**Challenge**
The entries below should be quoted exactly, with no pictures carried over.

**Data for this task**
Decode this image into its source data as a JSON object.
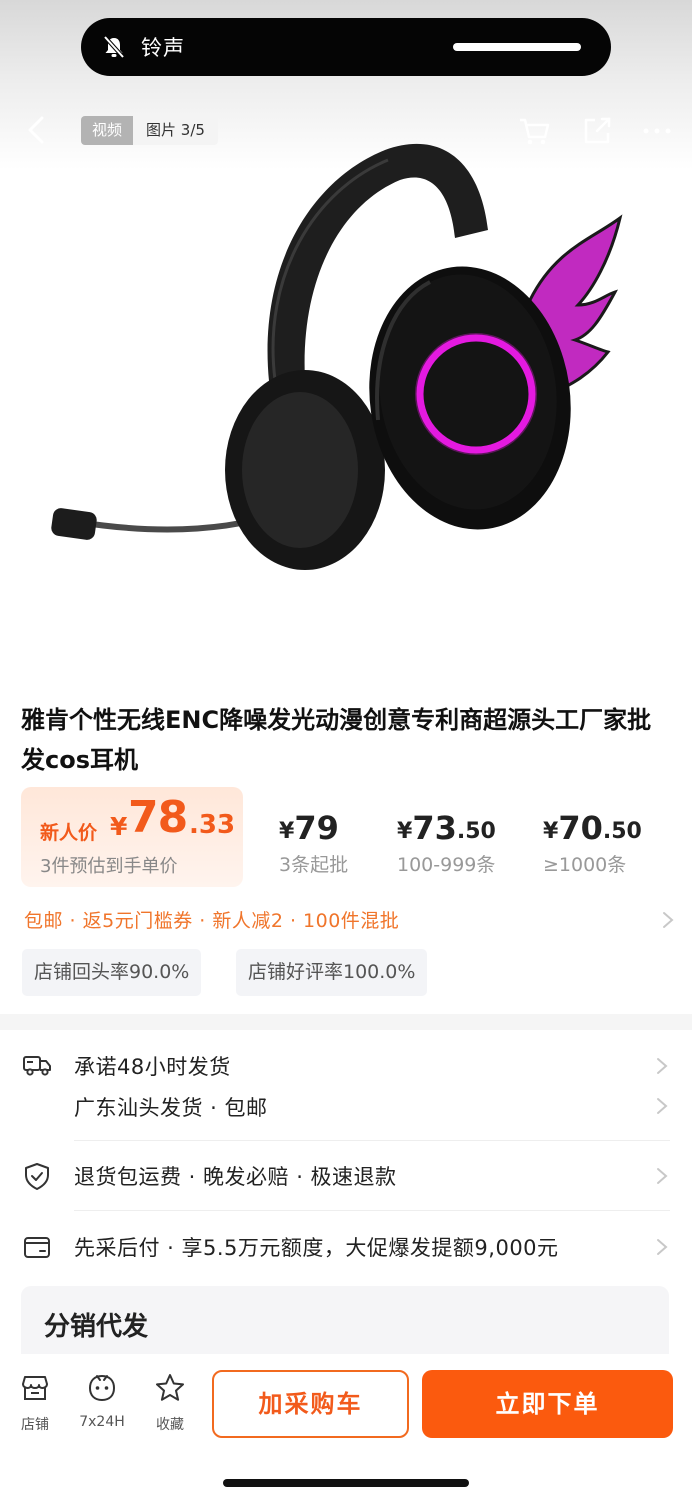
{
  "status": {
    "ring_label": "铃声"
  },
  "gallery": {
    "tab_video": "视频",
    "tab_images": "图片 3/5"
  },
  "product": {
    "title": "雅肯个性无线ENC降噪发光动漫创意专利商超源头工厂家批发cos耳机",
    "image_description_icon": "headset-image"
  },
  "price": {
    "new_user_label": "新人价",
    "currency": "¥",
    "integer": "78",
    "decimal": ".33",
    "note": "3件预估到手单价",
    "tiers": [
      {
        "currency": "¥",
        "integer": "79",
        "decimal": "",
        "quantity": "3条起批"
      },
      {
        "currency": "¥",
        "integer": "73",
        "decimal": ".50",
        "quantity": "100-999条"
      },
      {
        "currency": "¥",
        "integer": "70",
        "decimal": ".50",
        "quantity": "≥1000条"
      }
    ]
  },
  "promo": {
    "text": "包邮 · 返5元门槛券 · 新人减2 · 100件混批"
  },
  "badges": [
    "店铺回头率90.0%",
    "店铺好评率100.0%"
  ],
  "services": {
    "shipping_promise": "承诺48小时发货",
    "shipping_origin": "广东汕头发货 · 包邮",
    "returns": "退货包运费 · 晚发必赔 · 极速退款",
    "pay_later": "先采后付 · 享5.5万元额度，大促爆发提额9,000元"
  },
  "distribution": {
    "heading": "分销代发"
  },
  "bottom_bar": {
    "store": "店铺",
    "service": "7x24H",
    "favorite": "收藏",
    "add_to_cart": "加采购车",
    "buy_now": "立即下单"
  },
  "colors": {
    "accent": "#fb5a0e",
    "price_orange": "#f25a1b",
    "promo_orange": "#f0752b",
    "headset_glow": "#e41ae0"
  }
}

**Solved problem**
Decode this image into its source data as a JSON object.
{
  "status": {
    "ring_label": "铃声"
  },
  "gallery": {
    "tab_video": "视频",
    "tab_images": "图片 3/5"
  },
  "product": {
    "title": "雅肯个性无线ENC降噪发光动漫创意专利商超源头工厂家批发cos耳机",
    "image_description_icon": "headset-image"
  },
  "price": {
    "new_user_label": "新人价",
    "currency": "¥",
    "integer": "78",
    "decimal": ".33",
    "note": "3件预估到手单价",
    "tiers": [
      {
        "currency": "¥",
        "integer": "79",
        "decimal": "",
        "quantity": "3条起批"
      },
      {
        "currency": "¥",
        "integer": "73",
        "decimal": ".50",
        "quantity": "100-999条"
      },
      {
        "currency": "¥",
        "integer": "70",
        "decimal": ".50",
        "quantity": "≥1000条"
      }
    ]
  },
  "promo": {
    "text": "包邮 · 返5元门槛券 · 新人减2 · 100件混批"
  },
  "badges": [
    "店铺回头率90.0%",
    "店铺好评率100.0%"
  ],
  "services": {
    "shipping_promise": "承诺48小时发货",
    "shipping_origin": "广东汕头发货 · 包邮",
    "returns": "退货包运费 · 晚发必赔 · 极速退款",
    "pay_later": "先采后付 · 享5.5万元额度，大促爆发提额9,000元"
  },
  "distribution": {
    "heading": "分销代发"
  },
  "bottom_bar": {
    "store": "店铺",
    "service": "7x24H",
    "favorite": "收藏",
    "add_to_cart": "加采购车",
    "buy_now": "立即下单"
  },
  "colors": {
    "accent": "#fb5a0e",
    "price_orange": "#f25a1b",
    "promo_orange": "#f0752b",
    "headset_glow": "#e41ae0"
  }
}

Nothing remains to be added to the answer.